**Your goal:** Go through the listing beneath this task and return every line that carries the string "kommun".

**Stored records:**
= = =

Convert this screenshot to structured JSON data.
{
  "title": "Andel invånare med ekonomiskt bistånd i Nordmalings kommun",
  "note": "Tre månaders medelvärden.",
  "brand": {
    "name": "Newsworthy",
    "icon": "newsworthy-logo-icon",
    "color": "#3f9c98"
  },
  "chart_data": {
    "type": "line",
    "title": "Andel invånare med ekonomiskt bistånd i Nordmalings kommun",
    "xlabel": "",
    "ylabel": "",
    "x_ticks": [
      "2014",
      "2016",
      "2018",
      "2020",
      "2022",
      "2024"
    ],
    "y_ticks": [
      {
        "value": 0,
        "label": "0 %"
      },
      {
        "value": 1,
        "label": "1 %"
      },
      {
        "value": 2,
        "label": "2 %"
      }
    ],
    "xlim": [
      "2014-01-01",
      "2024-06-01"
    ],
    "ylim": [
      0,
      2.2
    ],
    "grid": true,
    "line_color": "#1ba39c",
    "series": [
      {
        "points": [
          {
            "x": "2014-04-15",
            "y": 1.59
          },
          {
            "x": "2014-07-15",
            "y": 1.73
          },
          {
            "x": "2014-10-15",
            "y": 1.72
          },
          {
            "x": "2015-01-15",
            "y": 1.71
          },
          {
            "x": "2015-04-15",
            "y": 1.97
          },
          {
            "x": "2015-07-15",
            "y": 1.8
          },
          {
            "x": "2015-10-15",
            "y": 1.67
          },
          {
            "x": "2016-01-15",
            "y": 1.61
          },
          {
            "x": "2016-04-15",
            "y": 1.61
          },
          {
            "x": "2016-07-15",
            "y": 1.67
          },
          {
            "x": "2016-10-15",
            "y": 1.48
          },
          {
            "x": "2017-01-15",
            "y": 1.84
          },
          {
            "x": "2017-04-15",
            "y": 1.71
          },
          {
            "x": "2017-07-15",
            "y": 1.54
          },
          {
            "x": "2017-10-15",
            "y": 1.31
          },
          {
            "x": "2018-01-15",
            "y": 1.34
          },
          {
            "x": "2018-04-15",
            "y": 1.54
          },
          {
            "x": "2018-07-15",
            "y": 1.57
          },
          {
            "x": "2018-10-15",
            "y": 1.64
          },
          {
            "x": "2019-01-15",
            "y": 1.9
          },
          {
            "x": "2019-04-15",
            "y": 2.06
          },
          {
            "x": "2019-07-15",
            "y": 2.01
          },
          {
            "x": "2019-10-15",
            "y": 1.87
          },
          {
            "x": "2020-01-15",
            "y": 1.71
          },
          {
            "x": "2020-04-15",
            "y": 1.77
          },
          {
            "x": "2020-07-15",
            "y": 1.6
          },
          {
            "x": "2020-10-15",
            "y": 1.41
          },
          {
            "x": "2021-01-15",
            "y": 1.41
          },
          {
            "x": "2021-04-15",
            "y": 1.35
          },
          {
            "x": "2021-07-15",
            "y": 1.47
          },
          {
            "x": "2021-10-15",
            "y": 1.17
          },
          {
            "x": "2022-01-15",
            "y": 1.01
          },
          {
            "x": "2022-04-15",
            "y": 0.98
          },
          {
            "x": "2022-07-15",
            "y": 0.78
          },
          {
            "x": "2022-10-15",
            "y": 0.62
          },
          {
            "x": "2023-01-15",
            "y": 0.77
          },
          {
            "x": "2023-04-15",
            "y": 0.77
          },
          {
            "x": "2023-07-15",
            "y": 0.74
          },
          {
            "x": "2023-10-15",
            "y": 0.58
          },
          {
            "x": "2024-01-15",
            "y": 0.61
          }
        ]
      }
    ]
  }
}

= = =

**Answer to this task:**
  "title": "Andel invånare med ekonomiskt bistånd i Nordmalings kommun",
    "title": "Andel invånare med ekonomiskt bistånd i Nordmalings kommun",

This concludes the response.